## Exercise description
"Junior" appears in how many lines of the entries? State only the number.

## Material for this exercise
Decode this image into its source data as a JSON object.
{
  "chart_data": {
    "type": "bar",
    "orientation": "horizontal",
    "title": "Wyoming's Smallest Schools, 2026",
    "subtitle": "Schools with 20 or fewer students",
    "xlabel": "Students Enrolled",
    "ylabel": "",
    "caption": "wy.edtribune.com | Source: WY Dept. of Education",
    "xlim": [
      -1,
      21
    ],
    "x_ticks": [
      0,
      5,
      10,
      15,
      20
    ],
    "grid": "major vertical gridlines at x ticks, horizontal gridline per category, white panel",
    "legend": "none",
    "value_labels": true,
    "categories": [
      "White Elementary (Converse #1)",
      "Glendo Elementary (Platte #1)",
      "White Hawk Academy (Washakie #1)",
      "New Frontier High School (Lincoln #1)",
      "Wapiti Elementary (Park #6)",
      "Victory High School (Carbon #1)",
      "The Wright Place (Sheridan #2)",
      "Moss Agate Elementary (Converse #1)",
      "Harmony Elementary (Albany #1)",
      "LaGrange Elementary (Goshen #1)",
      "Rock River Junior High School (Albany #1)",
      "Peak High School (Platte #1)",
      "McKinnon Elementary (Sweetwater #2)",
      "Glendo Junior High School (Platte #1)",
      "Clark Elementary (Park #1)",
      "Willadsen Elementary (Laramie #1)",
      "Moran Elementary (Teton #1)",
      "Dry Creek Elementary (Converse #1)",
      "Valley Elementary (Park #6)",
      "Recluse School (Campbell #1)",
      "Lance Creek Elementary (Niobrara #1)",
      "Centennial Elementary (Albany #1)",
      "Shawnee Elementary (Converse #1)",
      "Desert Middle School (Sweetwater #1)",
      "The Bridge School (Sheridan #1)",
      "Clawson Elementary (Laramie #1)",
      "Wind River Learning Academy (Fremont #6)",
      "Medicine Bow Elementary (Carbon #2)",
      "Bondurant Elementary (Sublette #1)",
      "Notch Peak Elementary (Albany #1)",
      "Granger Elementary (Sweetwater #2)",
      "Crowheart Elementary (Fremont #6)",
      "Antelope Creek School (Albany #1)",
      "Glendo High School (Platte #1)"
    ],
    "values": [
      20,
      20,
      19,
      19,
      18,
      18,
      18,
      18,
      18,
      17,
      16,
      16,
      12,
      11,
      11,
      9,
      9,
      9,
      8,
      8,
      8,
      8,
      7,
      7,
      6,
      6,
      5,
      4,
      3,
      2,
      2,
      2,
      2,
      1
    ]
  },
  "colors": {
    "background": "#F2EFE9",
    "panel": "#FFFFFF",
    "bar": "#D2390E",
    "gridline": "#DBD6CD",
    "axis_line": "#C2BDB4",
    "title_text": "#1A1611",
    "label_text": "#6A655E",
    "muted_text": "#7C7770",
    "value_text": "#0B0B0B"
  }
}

## Written answer
2